— start Record extracts —

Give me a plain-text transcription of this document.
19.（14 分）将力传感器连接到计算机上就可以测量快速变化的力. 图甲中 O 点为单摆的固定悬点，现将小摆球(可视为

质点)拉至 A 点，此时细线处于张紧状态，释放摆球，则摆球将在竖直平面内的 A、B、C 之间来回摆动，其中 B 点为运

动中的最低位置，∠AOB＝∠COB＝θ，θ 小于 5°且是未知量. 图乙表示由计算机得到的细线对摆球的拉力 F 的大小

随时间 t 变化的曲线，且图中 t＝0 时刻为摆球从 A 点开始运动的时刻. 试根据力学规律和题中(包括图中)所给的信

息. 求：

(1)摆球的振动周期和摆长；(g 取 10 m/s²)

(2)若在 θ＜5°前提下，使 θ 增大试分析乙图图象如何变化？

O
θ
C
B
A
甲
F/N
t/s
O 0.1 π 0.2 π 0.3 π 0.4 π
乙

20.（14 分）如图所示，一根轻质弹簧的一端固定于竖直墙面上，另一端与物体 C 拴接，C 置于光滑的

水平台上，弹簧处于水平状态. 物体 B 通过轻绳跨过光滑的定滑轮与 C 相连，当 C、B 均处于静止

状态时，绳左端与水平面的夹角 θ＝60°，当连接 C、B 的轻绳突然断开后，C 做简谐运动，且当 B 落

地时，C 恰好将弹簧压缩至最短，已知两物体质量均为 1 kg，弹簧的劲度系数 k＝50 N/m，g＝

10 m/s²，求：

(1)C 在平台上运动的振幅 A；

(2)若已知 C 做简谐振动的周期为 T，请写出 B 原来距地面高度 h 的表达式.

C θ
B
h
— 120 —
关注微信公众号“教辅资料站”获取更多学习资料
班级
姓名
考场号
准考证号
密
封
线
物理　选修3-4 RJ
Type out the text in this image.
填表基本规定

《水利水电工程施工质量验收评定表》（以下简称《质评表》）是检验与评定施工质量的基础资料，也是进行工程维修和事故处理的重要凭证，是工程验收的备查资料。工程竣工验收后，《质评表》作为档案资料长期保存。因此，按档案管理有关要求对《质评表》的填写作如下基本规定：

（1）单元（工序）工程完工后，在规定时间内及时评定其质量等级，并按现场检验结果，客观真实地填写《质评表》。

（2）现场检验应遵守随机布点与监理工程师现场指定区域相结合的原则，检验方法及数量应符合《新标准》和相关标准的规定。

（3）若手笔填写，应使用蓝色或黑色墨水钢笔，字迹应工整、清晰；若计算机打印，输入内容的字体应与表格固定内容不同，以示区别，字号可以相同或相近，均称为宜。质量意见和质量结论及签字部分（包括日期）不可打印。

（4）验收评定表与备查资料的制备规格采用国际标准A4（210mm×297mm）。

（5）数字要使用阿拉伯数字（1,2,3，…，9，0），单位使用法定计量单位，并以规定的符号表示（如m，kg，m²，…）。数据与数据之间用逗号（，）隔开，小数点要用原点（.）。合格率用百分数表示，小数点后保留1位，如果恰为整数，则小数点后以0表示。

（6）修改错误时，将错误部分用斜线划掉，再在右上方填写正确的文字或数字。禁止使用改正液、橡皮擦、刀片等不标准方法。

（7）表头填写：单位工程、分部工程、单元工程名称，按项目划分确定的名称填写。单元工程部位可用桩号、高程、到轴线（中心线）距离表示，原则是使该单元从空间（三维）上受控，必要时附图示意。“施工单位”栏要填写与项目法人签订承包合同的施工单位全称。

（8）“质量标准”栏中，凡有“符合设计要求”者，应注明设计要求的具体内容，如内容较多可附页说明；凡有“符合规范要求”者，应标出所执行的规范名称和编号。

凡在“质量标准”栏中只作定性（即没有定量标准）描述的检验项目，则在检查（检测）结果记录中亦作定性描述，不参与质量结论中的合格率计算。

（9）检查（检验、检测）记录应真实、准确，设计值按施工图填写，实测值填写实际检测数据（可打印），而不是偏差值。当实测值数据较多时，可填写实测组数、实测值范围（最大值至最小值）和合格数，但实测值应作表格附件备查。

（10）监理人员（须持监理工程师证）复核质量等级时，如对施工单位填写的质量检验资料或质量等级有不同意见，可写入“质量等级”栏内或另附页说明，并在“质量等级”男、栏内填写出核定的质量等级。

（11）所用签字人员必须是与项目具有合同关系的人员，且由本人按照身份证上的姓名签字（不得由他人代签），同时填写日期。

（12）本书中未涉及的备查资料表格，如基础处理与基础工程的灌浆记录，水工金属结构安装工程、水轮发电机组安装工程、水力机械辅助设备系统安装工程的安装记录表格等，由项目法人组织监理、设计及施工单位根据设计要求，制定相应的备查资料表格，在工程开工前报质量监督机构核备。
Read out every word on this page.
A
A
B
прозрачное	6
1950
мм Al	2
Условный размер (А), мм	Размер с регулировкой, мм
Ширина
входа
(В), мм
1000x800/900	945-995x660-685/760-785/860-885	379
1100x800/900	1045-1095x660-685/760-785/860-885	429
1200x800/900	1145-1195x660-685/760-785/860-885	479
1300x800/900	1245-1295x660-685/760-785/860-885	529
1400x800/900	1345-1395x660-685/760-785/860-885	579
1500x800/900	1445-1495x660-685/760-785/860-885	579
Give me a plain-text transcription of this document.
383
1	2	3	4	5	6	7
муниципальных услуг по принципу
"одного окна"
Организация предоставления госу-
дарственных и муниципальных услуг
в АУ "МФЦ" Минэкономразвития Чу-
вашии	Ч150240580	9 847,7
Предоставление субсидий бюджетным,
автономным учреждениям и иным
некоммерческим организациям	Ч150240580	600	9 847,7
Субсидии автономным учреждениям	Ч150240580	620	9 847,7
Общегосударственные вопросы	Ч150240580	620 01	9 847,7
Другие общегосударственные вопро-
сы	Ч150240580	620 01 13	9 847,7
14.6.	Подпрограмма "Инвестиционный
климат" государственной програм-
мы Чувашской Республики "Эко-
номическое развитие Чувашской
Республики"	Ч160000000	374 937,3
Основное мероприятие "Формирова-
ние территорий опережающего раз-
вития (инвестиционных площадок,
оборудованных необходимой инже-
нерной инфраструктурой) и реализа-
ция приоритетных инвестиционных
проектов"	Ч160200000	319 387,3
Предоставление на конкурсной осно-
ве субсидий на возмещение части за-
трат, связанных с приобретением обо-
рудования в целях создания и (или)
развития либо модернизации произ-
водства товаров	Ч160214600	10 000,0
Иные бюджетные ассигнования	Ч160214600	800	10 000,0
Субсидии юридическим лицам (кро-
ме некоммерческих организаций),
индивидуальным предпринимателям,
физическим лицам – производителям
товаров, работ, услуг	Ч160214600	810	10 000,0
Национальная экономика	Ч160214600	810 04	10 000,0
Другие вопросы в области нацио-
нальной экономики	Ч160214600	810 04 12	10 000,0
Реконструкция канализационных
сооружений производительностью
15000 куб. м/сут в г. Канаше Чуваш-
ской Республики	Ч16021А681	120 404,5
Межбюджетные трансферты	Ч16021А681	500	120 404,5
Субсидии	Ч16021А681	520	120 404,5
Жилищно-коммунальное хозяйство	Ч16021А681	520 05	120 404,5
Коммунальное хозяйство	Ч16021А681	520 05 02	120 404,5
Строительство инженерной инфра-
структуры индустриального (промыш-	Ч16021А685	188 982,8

— end Record extracts —

• _Directions for this task_
Every line above that contains the word "Предоставление" should be reported.

• _Result of the task_
Предоставление субсидий бюджетным,
Предоставление на конкурсной осно-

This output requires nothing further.